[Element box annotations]
——
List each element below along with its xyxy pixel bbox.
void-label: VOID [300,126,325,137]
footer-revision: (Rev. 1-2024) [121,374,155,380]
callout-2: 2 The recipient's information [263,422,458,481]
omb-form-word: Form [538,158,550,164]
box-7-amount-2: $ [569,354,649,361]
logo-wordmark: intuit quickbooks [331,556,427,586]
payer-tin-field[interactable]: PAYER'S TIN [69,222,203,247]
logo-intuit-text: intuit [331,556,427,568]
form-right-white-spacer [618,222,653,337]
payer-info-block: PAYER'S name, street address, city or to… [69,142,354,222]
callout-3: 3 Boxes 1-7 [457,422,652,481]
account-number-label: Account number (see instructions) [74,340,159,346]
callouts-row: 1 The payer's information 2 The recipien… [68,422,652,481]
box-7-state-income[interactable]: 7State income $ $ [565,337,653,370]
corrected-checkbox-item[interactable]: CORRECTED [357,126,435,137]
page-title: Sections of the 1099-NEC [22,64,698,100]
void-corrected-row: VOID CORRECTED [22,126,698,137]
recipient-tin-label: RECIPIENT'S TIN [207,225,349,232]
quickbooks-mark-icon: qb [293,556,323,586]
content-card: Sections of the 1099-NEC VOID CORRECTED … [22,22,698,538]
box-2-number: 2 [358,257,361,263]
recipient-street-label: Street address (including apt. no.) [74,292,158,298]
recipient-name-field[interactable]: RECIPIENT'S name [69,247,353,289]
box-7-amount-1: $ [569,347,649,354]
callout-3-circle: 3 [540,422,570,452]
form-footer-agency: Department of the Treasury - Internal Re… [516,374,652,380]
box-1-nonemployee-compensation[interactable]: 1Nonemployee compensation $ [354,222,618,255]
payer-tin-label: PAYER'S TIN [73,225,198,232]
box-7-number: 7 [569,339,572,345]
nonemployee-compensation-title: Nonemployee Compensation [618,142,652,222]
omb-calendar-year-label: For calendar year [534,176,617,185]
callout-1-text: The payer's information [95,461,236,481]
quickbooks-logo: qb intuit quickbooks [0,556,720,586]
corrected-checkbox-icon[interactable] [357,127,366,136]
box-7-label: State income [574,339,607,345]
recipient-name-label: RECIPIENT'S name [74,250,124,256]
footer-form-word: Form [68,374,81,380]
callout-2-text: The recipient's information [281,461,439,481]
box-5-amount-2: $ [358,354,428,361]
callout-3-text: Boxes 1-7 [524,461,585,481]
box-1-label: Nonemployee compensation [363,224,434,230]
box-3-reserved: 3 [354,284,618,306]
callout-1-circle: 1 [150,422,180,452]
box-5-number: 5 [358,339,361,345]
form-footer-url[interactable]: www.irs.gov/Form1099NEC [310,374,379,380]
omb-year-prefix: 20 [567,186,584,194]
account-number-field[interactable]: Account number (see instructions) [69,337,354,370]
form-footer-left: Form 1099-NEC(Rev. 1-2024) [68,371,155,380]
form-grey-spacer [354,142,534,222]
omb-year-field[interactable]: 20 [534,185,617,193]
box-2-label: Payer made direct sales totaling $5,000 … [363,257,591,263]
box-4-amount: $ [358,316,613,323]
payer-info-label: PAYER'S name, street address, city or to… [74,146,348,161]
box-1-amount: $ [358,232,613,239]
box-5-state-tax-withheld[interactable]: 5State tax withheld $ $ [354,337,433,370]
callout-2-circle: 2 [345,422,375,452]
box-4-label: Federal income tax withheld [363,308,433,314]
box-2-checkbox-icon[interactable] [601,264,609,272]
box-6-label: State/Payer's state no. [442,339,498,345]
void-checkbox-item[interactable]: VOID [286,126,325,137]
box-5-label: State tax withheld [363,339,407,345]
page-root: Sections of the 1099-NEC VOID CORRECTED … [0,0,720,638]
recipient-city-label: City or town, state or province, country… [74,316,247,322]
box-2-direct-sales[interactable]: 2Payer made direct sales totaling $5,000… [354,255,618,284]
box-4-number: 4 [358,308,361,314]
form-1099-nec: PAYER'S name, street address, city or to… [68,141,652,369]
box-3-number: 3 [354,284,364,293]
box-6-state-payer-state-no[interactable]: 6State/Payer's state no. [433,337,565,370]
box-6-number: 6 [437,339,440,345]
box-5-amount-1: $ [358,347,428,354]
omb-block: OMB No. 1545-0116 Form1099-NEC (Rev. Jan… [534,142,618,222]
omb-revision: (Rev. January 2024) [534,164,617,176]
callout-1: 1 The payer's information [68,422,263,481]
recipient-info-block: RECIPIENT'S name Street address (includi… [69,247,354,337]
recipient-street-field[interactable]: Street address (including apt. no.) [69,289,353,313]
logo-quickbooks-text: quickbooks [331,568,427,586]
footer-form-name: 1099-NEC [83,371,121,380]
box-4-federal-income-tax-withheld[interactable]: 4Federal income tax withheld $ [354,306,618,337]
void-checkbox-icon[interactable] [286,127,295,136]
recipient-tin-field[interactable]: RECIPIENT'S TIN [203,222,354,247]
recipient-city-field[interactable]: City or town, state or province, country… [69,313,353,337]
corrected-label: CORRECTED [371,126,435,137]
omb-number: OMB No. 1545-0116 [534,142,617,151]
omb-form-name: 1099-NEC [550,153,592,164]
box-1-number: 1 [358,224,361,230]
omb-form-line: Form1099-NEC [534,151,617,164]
——
> YOUR OBJECTIVE: Copy out the records from their first line through the line containing "omb-form-word: Form [538,158,550,164]" (both ends included), keeping every character unchanged.

> FINAL RESULT:
List each element below along with its xyxy pixel bbox.
void-label: VOID [300,126,325,137]
footer-revision: (Rev. 1-2024) [121,374,155,380]
callout-2: 2 The recipient's information [263,422,458,481]
omb-form-word: Form [538,158,550,164]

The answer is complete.